Stored entries:
start

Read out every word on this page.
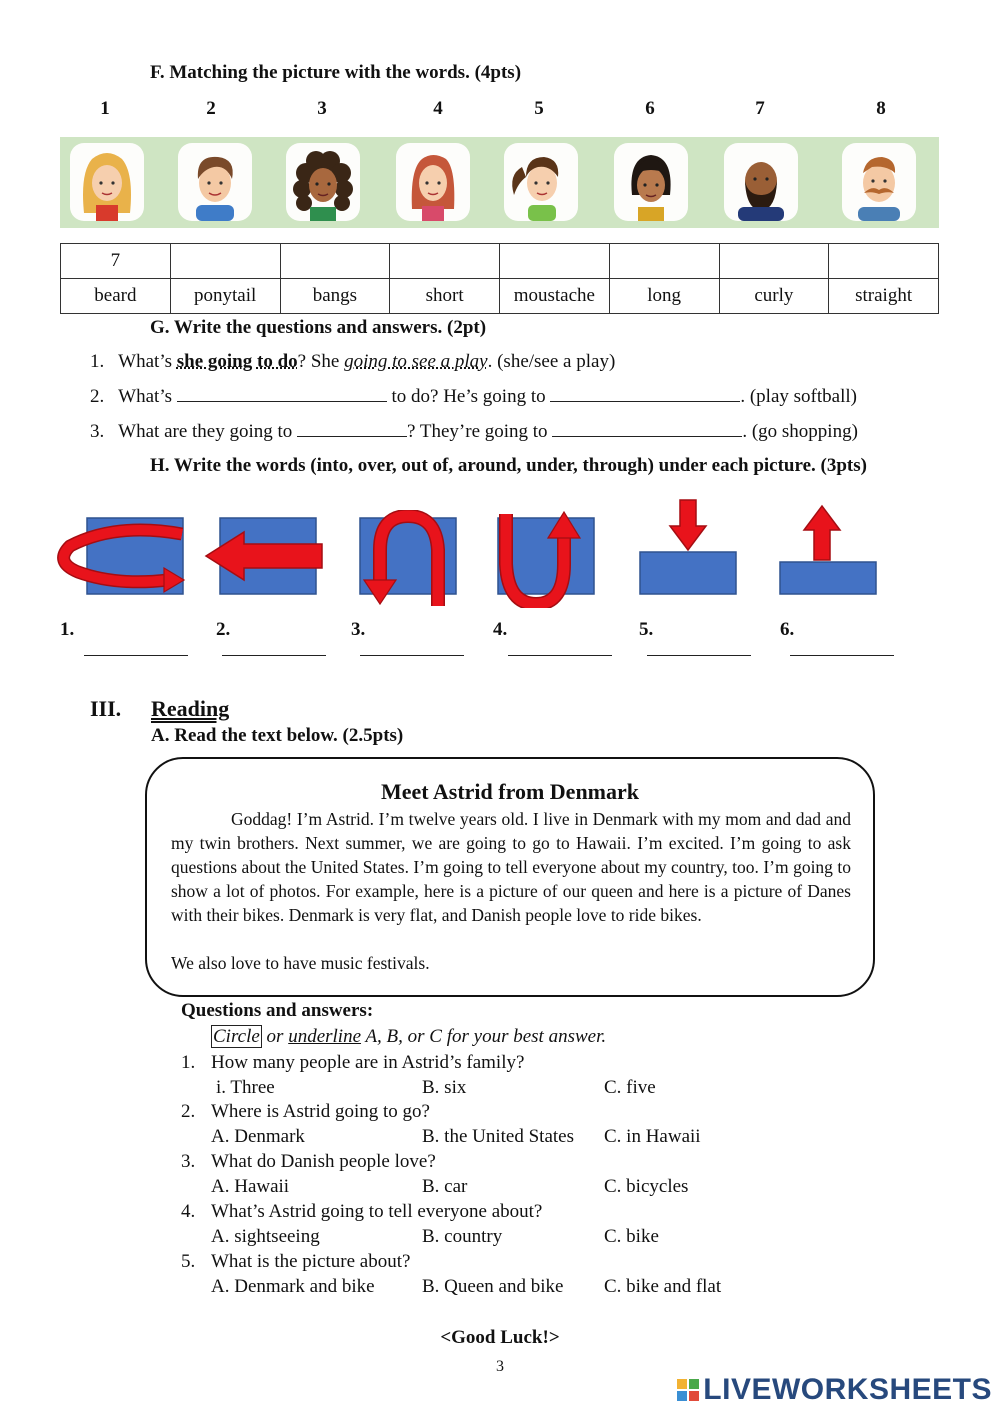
F. Matching the picture with the words. (4pts)
1	2	3	4	5	6	7	8
7							
beard	ponytail	bangs	short	moustache	long	curly	straight
G. Write the questions and answers. (2pt)
1. What’s she going to do? She going to see a play. (she/see a play)
2. What’s	to do? He’s going to	. (play softball)
3. What are they going to	? They’re going to	. (go shopping)
H. Write the words (into, over, out of, around, under, through) under each picture. (3pts)
1.	2.	3.	4.	5.	6.
III. Reading
A. Read the text below. (2.5pts)
Meet Astrid from Denmark
Goddag! I’m Astrid. I’m twelve years old. I live in Denmark with my mom and dad and my twin brothers. Next summer, we are going to go to Hawaii. I’m excited. I’m going to ask questions about the United States. I’m going to tell everyone about my country, too. I’m going to show a lot of photos. For example, here is a picture of our queen and here is a picture of Danes with their bikes. Denmark is very flat, and Danish people love to ride bikes.
We also love to have music festivals.
Questions and answers:
Circle or underline A, B, or C for your best answer.
1. How many people are in Astrid’s family?
i. Three	B. six	C. five
2. Where is Astrid going to go?
A. Denmark	B. the United States C. in Hawaii
3. What do Danish people love?
A. Hawaii	B. car	C. bicycles
4. What’s Astrid going to tell everyone about?
A. sightseeing	B. country	C. bike
5. What is the picture about?
A. Denmark and bike B. Queen and bike C. bike and flat
<Good Luck!>
3
LIVEWORKSHEETS
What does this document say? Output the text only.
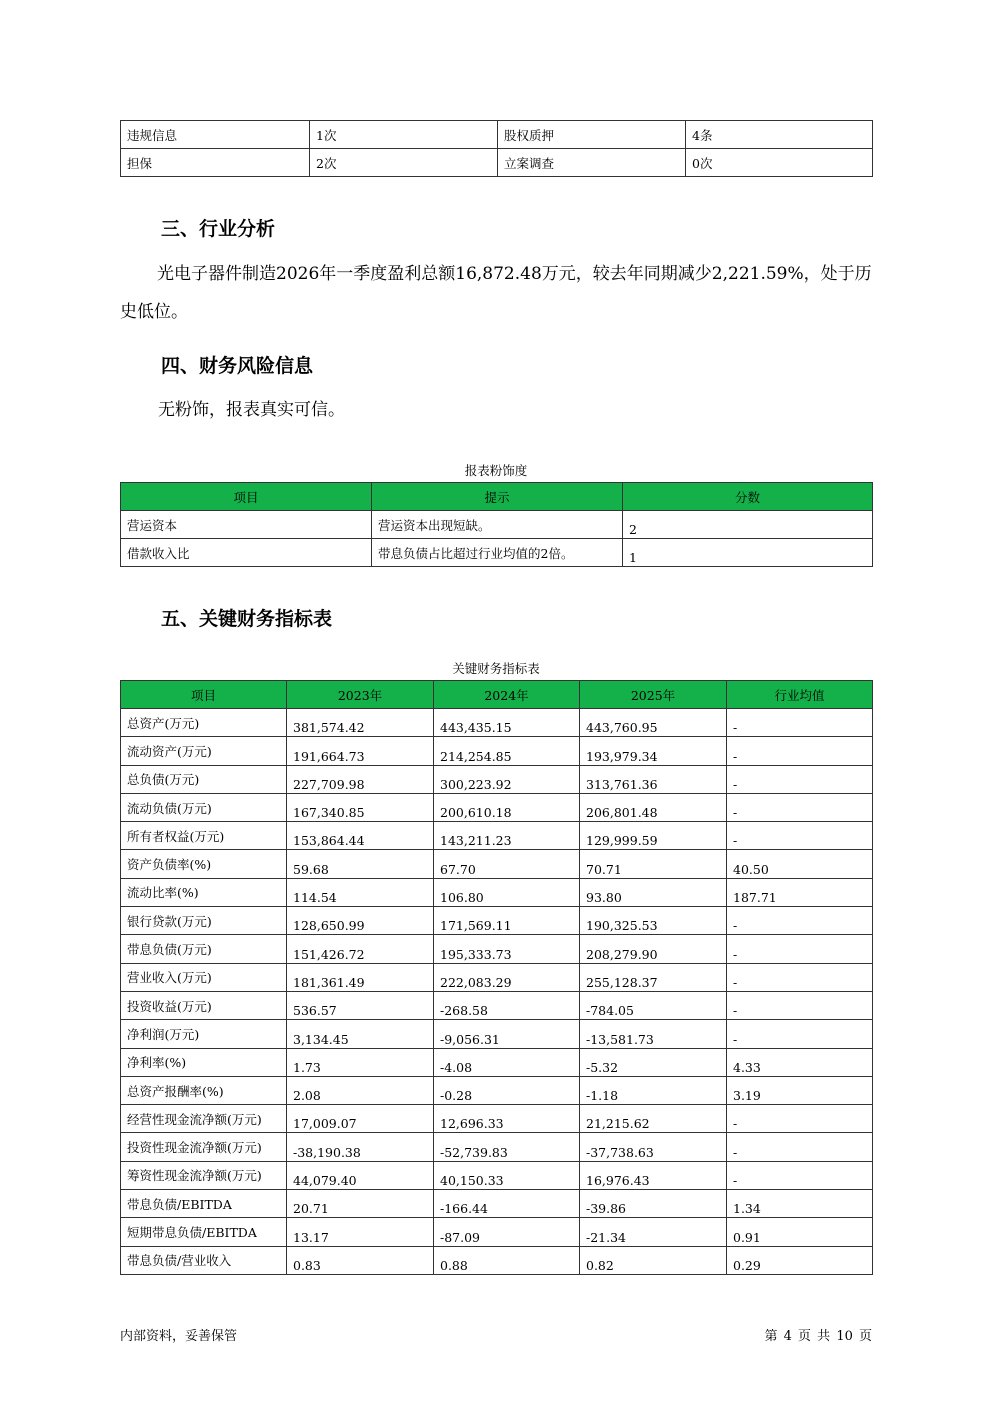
违规信息	1次	股权质押	4条
担保	2次	立案调查	0次
三、行业分析

光电子器件制造2026年一季度盈利总额16,872.48万元，较去年同期减少2,221.59%，处于历

史低位。

四、财务风险信息

无粉饰，报表真实可信。

报表粉饰度

项目	提示	分数
营运资本	营运资本出现短缺。	2
借款收入比	带息负债占比超过行业均值的2倍。	1
五、关键财务指标表

关键财务指标表

项目	2023年	2024年	2025年	行业均值
总资产(万元)	381,574.42	443,435.15	443,760.95	-
流动资产(万元)	191,664.73	214,254.85	193,979.34	-
总负债(万元)	227,709.98	300,223.92	313,761.36	-
流动负债(万元)	167,340.85	200,610.18	206,801.48	-
所有者权益(万元)	153,864.44	143,211.23	129,999.59	-
资产负债率(%)	59.68	67.70	70.71	40.50
流动比率(%)	114.54	106.80	93.80	187.71
银行贷款(万元)	128,650.99	171,569.11	190,325.53	-
带息负债(万元)	151,426.72	195,333.73	208,279.90	-
营业收入(万元)	181,361.49	222,083.29	255,128.37	-
投资收益(万元)	536.57	-268.58	-784.05	-
净利润(万元)	3,134.45	-9,056.31	-13,581.73	-
净利率(%)	1.73	-4.08	-5.32	4.33
总资产报酬率(%)	2.08	-0.28	-1.18	3.19
经营性现金流净额(万元)	17,009.07	12,696.33	21,215.62	-
投资性现金流净额(万元)	-38,190.38	-52,739.83	-37,738.63	-
筹资性现金流净额(万元)	44,079.40	40,150.33	16,976.43	-
带息负债/EBITDA	20.71	-166.44	-39.86	1.34
短期带息负债/EBITDA	13.17	-87.09	-21.34	0.91
带息负债/营业收入	0.83	0.88	0.82	0.29
内部资料，妥善保管	第 4 页 共 10 页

end

* PROBLEM DESCRIPTION:
Gather up every line in the data above that contains the word "answers", copying each one.

* RESPONSE TO THIS TASK:
G. Write the questions and answers. (2pt)
Questions and answers:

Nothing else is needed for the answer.